>> start
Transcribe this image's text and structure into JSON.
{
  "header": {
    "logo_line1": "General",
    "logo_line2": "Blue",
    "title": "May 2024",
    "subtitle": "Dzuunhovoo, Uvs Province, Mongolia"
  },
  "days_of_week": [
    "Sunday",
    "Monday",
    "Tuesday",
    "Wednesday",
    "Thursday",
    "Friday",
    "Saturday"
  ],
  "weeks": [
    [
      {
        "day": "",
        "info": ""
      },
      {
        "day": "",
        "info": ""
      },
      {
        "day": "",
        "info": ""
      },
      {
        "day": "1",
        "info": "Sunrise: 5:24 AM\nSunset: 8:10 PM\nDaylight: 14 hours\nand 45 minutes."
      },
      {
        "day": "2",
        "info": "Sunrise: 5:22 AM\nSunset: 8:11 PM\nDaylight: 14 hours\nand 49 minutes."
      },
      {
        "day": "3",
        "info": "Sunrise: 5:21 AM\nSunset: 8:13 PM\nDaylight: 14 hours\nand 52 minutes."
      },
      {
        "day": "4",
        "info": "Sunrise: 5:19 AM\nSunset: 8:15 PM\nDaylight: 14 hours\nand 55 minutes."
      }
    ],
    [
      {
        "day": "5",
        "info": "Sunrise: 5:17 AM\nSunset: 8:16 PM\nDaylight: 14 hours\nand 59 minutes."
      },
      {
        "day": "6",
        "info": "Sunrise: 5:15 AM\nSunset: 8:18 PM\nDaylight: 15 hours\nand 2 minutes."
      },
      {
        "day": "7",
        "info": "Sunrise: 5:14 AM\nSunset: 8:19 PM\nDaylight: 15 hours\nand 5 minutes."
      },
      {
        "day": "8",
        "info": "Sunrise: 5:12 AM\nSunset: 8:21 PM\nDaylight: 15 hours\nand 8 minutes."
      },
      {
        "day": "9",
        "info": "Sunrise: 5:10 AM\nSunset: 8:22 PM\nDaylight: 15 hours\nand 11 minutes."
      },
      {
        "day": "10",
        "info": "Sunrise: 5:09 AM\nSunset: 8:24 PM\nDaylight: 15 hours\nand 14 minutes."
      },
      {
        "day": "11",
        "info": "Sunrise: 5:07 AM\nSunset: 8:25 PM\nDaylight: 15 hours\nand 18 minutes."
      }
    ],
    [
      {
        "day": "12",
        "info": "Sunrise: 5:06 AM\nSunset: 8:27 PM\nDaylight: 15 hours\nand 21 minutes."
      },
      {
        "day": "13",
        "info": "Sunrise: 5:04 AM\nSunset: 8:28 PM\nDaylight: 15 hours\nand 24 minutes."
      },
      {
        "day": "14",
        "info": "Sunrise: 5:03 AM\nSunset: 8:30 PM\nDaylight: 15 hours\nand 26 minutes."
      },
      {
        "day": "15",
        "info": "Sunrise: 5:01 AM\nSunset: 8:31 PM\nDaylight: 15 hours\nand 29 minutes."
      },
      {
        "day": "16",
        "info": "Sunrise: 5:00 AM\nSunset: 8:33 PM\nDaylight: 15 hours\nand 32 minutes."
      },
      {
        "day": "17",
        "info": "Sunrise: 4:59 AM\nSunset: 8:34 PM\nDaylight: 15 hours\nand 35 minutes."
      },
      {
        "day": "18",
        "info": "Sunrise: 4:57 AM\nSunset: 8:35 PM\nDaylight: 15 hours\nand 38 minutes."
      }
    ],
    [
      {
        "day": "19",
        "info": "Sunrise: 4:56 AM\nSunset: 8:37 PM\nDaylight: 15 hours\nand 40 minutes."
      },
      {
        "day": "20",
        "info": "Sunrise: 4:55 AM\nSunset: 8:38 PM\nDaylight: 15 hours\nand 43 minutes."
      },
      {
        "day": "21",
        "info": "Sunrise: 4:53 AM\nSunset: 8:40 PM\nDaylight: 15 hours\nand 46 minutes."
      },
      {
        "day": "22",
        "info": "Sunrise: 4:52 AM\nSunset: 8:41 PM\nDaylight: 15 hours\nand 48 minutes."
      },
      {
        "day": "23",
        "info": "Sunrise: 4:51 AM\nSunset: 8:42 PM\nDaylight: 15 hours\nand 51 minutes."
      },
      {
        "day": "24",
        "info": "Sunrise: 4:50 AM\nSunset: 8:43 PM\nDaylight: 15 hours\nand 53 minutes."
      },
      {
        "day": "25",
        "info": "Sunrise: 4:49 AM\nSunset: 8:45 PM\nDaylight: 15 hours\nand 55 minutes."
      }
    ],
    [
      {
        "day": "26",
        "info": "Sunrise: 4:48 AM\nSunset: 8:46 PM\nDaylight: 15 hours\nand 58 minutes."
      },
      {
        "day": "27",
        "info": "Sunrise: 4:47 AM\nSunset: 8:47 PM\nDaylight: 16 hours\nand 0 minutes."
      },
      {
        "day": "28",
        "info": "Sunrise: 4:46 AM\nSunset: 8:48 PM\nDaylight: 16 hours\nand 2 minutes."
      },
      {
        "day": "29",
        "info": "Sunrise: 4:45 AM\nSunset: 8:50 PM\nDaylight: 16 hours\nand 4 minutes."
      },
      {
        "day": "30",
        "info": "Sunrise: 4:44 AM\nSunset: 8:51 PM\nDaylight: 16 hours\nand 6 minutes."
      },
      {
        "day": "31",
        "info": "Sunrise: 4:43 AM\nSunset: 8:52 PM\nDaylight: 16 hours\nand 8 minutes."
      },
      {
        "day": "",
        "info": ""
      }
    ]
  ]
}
>> end
**TASK PROMPT:** Transcribe the entire listing above precisely.

**EXERCISE OUTPUT:**
Transcribe this image's text and structure into JSON.
{
  "header": {
    "logo_line1": "General",
    "logo_line2": "Blue",
    "title": "May 2024",
    "subtitle": "Dzuunhovoo, Uvs Province, Mongolia"
  },
  "days_of_week": [
    "Sunday",
    "Monday",
    "Tuesday",
    "Wednesday",
    "Thursday",
    "Friday",
    "Saturday"
  ],
  "weeks": [
    [
      {
        "day": "",
        "info": ""
      },
      {
        "day": "",
        "info": ""
      },
      {
        "day": "",
        "info": ""
      },
      {
        "day": "1",
        "info": "Sunrise: 5:24 AM\nSunset: 8:10 PM\nDaylight: 14 hours\nand 45 minutes."
      },
      {
        "day": "2",
        "info": "Sunrise: 5:22 AM\nSunset: 8:11 PM\nDaylight: 14 hours\nand 49 minutes."
      },
      {
        "day": "3",
        "info": "Sunrise: 5:21 AM\nSunset: 8:13 PM\nDaylight: 14 hours\nand 52 minutes."
      },
      {
        "day": "4",
        "info": "Sunrise: 5:19 AM\nSunset: 8:15 PM\nDaylight: 14 hours\nand 55 minutes."
      }
    ],
    [
      {
        "day": "5",
        "info": "Sunrise: 5:17 AM\nSunset: 8:16 PM\nDaylight: 14 hours\nand 59 minutes."
      },
      {
        "day": "6",
        "info": "Sunrise: 5:15 AM\nSunset: 8:18 PM\nDaylight: 15 hours\nand 2 minutes."
      },
      {
        "day": "7",
        "info": "Sunrise: 5:14 AM\nSunset: 8:19 PM\nDaylight: 15 hours\nand 5 minutes."
      },
      {
        "day": "8",
        "info": "Sunrise: 5:12 AM\nSunset: 8:21 PM\nDaylight: 15 hours\nand 8 minutes."
      },
      {
        "day": "9",
        "info": "Sunrise: 5:10 AM\nSunset: 8:22 PM\nDaylight: 15 hours\nand 11 minutes."
      },
      {
        "day": "10",
        "info": "Sunrise: 5:09 AM\nSunset: 8:24 PM\nDaylight: 15 hours\nand 14 minutes."
      },
      {
        "day": "11",
        "info": "Sunrise: 5:07 AM\nSunset: 8:25 PM\nDaylight: 15 hours\nand 18 minutes."
      }
    ],
    [
      {
        "day": "12",
        "info": "Sunrise: 5:06 AM\nSunset: 8:27 PM\nDaylight: 15 hours\nand 21 minutes."
      },
      {
        "day": "13",
        "info": "Sunrise: 5:04 AM\nSunset: 8:28 PM\nDaylight: 15 hours\nand 24 minutes."
      },
      {
        "day": "14",
        "info": "Sunrise: 5:03 AM\nSunset: 8:30 PM\nDaylight: 15 hours\nand 26 minutes."
      },
      {
        "day": "15",
        "info": "Sunrise: 5:01 AM\nSunset: 8:31 PM\nDaylight: 15 hours\nand 29 minutes."
      },
      {
        "day": "16",
        "info": "Sunrise: 5:00 AM\nSunset: 8:33 PM\nDaylight: 15 hours\nand 32 minutes."
      },
      {
        "day": "17",
        "info": "Sunrise: 4:59 AM\nSunset: 8:34 PM\nDaylight: 15 hours\nand 35 minutes."
      },
      {
        "day": "18",
        "info": "Sunrise: 4:57 AM\nSunset: 8:35 PM\nDaylight: 15 hours\nand 38 minutes."
      }
    ],
    [
      {
        "day": "19",
        "info": "Sunrise: 4:56 AM\nSunset: 8:37 PM\nDaylight: 15 hours\nand 40 minutes."
      },
      {
        "day": "20",
        "info": "Sunrise: 4:55 AM\nSunset: 8:38 PM\nDaylight: 15 hours\nand 43 minutes."
      },
      {
        "day": "21",
        "info": "Sunrise: 4:53 AM\nSunset: 8:40 PM\nDaylight: 15 hours\nand 46 minutes."
      },
      {
        "day": "22",
        "info": "Sunrise: 4:52 AM\nSunset: 8:41 PM\nDaylight: 15 hours\nand 48 minutes."
      },
      {
        "day": "23",
        "info": "Sunrise: 4:51 AM\nSunset: 8:42 PM\nDaylight: 15 hours\nand 51 minutes."
      },
      {
        "day": "24",
        "info": "Sunrise: 4:50 AM\nSunset: 8:43 PM\nDaylight: 15 hours\nand 53 minutes."
      },
      {
        "day": "25",
        "info": "Sunrise: 4:49 AM\nSunset: 8:45 PM\nDaylight: 15 hours\nand 55 minutes."
      }
    ],
    [
      {
        "day": "26",
        "info": "Sunrise: 4:48 AM\nSunset: 8:46 PM\nDaylight: 15 hours\nand 58 minutes."
      },
      {
        "day": "27",
        "info": "Sunrise: 4:47 AM\nSunset: 8:47 PM\nDaylight: 16 hours\nand 0 minutes."
      },
      {
        "day": "28",
        "info": "Sunrise: 4:46 AM\nSunset: 8:48 PM\nDaylight: 16 hours\nand 2 minutes."
      },
      {
        "day": "29",
        "info": "Sunrise: 4:45 AM\nSunset: 8:50 PM\nDaylight: 16 hours\nand 4 minutes."
      },
      {
        "day": "30",
        "info": "Sunrise: 4:44 AM\nSunset: 8:51 PM\nDaylight: 16 hours\nand 6 minutes."
      },
      {
        "day": "31",
        "info": "Sunrise: 4:43 AM\nSunset: 8:52 PM\nDaylight: 16 hours\nand 8 minutes."
      },
      {
        "day": "",
        "info": ""
      }
    ]
  ]
}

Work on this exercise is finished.